- **EXERCISE DESCRIPTION**
How would you render this sentence from the post about sideloading books into the Kindle app on the Touchpad in Spanish: "There is a subdirectory holding the cover images, called appropriately “coverCache”."?

- **EXCERPT**
August 5, 2011
3 min. read
I have purchased many ebooks and created others manually in the .mobi format. This is very easy to load onto my Kindle device to read. Unfortunately, the current Kindle app on the Touchpad does not allow loading ebooks other than downloading from Amazon. This is unfortunate and makes the Touchpad a poor replacement for my Kindle.
I did not know if the Kindle App on the Touchpad could even handle .mobi format files, if I could get them there. Amazon purchased MobiPocket and their original ebook format was only slightly modified .mobi file. I assumed that the reader plugin would understand the .mobi format and I was right.
The books for your Kindle app are stored in the /media/internal/.palmkindle
directory. The book files have strange names such as B000JMLFLW_EBOK.azw
. I’m not sure if this is the same on each device for a given book, but I would assume so. Best guess is that it is just the primary key for that book in Amazon’s DB. This is the file for a free book of Pride and Prejudice by Jane Austen.
There is a subdirectory holding the cover images, called appropriately “coverCache”. Inside there, you will find up to three files of the format: B000JMLFLW-[small|medium|large].jpg
. Large does not exist for all books. Large is 333x500, Medium is 120x180, and Small is 52x78.
I decided to try a copy of John Ringo’s When the Devil Dances that I had purchased from webscription.net. I replaced the original B000JMLFLW_EBOK.azw
with the .mobi format of that book using the same name. Then I saved images for all three sizes with the same prefix. When I ejected the Touchpad, the ebook loaded correctly, but the cover image did not change for the thumbnail style of books display. When I changed to a list view, the image was correct. I had not gone into list mode before, so I am guessing that caching is used to only load images once. This makes sense, as the book cover is not a rapidly changing asset.
At this point I rebooted, to try to uncache the cover image. This worked. I now had a book that looked correct in the thumbnail view.
Tapping on the book loaded When the Devil Dances with an expected title up top of Pride and Prejudice.
The book had no issues being read. So all that is needed is updating the book database to correct the title. That would complete the hack. I have no idea how this will interface with Amazon syncing for distance read. I have turned off syncing before I started messing with this to keep from “mucking things up”.
What this proves is that sideloading non-Amazon sourced books should be fairly trivial to add to the Kindle App. It would just require updating the database to show the new books and loading a .mobi file and cover images. Amazon doesn’t want to.

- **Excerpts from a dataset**
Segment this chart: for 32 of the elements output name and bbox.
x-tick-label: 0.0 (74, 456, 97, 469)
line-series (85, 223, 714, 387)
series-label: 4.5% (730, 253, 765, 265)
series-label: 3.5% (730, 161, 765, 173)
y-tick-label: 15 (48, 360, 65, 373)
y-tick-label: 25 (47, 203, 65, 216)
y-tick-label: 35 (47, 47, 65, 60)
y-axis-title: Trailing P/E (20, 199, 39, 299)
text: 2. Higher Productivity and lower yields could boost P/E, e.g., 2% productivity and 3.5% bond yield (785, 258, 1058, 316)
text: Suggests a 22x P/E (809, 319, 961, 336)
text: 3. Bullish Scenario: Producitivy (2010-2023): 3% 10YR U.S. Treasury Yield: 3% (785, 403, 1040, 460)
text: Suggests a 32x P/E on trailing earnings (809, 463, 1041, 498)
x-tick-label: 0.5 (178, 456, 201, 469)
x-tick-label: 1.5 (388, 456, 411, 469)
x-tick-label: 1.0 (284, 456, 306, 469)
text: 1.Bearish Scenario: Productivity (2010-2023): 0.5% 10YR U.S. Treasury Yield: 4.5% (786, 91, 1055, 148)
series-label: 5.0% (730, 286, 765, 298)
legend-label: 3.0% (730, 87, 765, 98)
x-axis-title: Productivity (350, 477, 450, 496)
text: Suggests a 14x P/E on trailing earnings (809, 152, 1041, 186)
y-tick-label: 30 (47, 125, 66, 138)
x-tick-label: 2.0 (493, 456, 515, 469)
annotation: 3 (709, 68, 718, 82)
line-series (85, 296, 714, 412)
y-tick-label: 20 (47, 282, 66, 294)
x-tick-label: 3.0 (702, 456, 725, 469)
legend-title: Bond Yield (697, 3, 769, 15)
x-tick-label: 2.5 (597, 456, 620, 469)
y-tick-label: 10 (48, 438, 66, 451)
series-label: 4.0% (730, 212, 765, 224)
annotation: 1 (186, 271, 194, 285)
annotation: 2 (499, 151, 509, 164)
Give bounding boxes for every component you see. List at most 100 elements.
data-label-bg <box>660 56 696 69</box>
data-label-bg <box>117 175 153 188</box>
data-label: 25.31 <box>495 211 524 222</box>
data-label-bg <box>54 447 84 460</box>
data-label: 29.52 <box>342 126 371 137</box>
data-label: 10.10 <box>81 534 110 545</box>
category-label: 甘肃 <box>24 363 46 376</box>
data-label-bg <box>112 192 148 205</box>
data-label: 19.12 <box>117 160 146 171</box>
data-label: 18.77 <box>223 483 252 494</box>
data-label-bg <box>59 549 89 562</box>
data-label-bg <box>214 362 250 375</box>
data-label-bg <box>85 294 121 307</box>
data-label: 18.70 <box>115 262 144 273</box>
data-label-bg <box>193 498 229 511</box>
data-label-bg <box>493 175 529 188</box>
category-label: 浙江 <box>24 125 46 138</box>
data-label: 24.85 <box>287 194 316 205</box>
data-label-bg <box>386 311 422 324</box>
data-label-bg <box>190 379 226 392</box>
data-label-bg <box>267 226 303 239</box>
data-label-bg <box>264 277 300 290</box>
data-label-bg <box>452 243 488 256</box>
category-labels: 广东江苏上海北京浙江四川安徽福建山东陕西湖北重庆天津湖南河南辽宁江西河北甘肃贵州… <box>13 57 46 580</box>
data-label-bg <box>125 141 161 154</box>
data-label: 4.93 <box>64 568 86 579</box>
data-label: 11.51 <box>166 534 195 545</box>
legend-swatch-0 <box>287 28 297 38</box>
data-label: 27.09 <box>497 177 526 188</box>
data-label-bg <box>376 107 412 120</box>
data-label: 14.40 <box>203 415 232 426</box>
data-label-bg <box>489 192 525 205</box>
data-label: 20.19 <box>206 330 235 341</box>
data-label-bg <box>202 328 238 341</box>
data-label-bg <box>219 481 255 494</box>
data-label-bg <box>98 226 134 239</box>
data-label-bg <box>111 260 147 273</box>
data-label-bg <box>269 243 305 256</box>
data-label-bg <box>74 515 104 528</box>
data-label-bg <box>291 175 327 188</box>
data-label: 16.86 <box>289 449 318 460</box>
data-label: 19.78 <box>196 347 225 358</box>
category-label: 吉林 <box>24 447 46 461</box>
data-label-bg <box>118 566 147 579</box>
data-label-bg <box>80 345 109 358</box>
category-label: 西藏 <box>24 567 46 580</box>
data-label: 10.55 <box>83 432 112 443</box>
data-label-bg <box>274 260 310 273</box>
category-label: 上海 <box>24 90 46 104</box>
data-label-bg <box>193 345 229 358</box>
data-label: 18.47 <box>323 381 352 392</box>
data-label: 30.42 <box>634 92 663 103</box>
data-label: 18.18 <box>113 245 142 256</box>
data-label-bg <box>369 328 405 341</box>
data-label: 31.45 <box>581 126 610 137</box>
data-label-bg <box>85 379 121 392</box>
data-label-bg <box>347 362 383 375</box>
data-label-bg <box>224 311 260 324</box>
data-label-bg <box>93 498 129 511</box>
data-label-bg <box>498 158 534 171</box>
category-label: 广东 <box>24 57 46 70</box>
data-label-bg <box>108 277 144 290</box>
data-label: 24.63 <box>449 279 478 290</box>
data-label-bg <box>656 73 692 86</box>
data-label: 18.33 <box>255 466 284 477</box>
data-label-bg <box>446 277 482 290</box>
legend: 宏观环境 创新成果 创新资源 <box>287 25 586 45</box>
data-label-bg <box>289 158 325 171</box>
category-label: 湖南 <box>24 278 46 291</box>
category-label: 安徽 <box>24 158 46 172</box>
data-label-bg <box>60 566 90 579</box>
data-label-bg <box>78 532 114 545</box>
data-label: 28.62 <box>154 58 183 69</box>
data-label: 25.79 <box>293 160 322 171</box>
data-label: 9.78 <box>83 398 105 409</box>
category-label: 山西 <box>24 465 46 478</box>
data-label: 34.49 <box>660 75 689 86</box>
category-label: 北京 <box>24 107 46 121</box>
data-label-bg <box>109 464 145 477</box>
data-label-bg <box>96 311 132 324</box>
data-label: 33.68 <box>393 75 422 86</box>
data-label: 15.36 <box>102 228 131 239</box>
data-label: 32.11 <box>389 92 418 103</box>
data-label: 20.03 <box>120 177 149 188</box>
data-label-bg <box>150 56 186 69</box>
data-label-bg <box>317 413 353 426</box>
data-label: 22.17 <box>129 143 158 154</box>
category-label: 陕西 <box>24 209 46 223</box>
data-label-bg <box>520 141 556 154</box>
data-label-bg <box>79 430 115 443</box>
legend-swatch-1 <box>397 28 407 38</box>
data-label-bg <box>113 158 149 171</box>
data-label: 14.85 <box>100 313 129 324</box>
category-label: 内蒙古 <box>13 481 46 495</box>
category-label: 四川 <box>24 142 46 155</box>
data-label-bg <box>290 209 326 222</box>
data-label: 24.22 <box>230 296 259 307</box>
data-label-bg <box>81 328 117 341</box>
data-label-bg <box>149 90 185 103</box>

- **YOUR RESPONSE**
Hay un subdirectorio que contiene las imágenes de portada, llamado apropiadamente “coverCache”.